▸ **Required work**:
Give the items, from their first line through the line that contains "- draw-tool-icon[interactable]: ✏: [864, 36, 884, 58]", as a Markdown table with a Row column numbering each line and an Entry column holding its text, and leave out any blank lines.

▸ **Data provided**:
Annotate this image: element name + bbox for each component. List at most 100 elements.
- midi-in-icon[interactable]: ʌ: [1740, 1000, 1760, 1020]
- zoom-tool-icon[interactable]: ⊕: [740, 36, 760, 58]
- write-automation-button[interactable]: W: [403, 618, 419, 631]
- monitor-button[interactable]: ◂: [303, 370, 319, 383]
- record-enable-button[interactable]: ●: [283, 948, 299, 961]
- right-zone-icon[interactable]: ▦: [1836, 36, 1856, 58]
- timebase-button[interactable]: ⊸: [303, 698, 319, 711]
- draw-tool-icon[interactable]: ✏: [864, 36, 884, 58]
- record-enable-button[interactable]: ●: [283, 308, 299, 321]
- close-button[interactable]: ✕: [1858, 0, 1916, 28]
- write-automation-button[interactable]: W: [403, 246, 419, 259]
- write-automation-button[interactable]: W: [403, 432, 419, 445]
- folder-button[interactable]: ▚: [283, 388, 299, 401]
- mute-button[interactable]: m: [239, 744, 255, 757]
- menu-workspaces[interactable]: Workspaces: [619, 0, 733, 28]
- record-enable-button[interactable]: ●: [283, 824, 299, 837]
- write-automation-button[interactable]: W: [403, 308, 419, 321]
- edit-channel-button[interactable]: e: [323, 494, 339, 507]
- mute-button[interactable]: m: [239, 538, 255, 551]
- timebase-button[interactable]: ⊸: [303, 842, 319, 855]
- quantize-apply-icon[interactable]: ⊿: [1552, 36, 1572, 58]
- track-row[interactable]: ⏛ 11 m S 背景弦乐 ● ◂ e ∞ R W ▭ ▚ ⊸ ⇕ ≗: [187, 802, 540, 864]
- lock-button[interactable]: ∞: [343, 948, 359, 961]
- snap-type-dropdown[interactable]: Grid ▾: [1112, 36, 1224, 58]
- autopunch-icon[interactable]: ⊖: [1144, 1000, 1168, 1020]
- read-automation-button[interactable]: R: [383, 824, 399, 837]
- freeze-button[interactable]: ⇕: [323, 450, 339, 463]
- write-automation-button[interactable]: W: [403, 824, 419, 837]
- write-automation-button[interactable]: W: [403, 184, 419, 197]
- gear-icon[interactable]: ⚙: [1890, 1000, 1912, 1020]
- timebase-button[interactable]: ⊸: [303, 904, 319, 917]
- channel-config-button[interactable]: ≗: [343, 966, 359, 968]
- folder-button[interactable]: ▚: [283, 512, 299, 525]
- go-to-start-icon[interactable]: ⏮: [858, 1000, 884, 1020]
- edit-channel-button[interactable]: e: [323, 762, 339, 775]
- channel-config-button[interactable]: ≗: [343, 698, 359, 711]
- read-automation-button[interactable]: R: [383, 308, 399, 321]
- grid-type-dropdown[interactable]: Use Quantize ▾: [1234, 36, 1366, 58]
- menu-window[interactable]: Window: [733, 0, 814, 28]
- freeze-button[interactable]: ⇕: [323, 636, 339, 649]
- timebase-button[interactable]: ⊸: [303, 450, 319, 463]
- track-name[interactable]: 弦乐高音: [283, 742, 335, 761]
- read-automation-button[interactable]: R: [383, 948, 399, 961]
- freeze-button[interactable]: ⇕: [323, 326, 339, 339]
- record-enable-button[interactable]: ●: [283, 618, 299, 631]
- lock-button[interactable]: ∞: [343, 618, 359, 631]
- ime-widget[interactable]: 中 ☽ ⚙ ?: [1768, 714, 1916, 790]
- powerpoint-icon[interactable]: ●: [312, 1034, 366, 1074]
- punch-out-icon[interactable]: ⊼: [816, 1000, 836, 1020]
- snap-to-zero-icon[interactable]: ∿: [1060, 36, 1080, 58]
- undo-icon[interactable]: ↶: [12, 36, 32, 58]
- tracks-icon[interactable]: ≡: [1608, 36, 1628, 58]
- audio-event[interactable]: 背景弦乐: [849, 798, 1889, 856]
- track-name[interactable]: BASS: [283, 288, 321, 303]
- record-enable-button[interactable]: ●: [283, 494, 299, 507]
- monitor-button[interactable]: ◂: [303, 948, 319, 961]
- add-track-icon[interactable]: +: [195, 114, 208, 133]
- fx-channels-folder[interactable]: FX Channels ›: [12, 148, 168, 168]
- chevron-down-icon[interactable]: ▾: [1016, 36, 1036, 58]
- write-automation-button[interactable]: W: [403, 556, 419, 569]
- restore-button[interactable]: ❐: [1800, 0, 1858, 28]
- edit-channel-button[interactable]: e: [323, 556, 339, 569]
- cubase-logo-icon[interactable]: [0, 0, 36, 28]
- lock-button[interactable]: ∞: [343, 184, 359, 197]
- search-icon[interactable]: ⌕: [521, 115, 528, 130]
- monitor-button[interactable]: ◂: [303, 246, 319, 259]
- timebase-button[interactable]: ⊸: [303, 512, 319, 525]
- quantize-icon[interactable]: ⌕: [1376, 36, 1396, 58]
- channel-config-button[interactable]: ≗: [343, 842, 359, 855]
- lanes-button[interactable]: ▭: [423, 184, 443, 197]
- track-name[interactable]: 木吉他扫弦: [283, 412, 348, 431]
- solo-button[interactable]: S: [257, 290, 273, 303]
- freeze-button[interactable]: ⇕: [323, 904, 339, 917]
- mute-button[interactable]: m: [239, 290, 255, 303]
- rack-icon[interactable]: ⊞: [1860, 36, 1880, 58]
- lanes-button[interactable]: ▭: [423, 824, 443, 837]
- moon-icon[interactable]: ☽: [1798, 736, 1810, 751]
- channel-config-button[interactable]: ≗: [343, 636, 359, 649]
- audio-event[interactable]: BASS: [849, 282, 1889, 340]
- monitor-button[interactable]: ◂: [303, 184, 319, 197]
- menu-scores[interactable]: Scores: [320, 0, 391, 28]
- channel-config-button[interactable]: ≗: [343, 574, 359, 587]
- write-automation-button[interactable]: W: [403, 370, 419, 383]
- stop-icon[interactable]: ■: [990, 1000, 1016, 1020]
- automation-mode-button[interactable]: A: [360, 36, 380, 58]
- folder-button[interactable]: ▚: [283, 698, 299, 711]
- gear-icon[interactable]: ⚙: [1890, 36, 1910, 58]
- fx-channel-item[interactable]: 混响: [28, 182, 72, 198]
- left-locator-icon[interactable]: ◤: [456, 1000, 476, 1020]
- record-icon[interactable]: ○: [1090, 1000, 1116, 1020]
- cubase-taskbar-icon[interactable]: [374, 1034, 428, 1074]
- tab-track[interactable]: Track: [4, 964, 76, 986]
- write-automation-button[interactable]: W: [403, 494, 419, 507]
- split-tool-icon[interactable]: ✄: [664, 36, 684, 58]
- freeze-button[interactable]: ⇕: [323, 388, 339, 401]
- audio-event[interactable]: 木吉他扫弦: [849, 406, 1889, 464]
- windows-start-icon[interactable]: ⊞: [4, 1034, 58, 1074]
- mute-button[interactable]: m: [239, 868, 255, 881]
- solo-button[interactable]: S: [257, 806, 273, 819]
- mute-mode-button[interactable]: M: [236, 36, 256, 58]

▸ **Response to this exercise**:
| Row | Entry |
|---|---|
| 1 | Annotate this image: element name + bbox for each component. List at most 100 elements. |
| 2 | - midi-in-icon[interactable]: ʌ: [1740, 1000, 1760, 1020] |
| 3 | - zoom-tool-icon[interactable]: ⊕: [740, 36, 760, 58] |
| 4 | - write-automation-button[interactable]: W: [403, 618, 419, 631] |
| 5 | - monitor-button[interactable]: ◂: [303, 370, 319, 383] |
| 6 | - record-enable-button[interactable]: ●: [283, 948, 299, 961] |
| 7 | - right-zone-icon[interactable]: ▦: [1836, 36, 1856, 58] |
| 8 | - timebase-button[interactable]: ⊸: [303, 698, 319, 711] |
| 9 | - draw-tool-icon[interactable]: ✏: [864, 36, 884, 58] |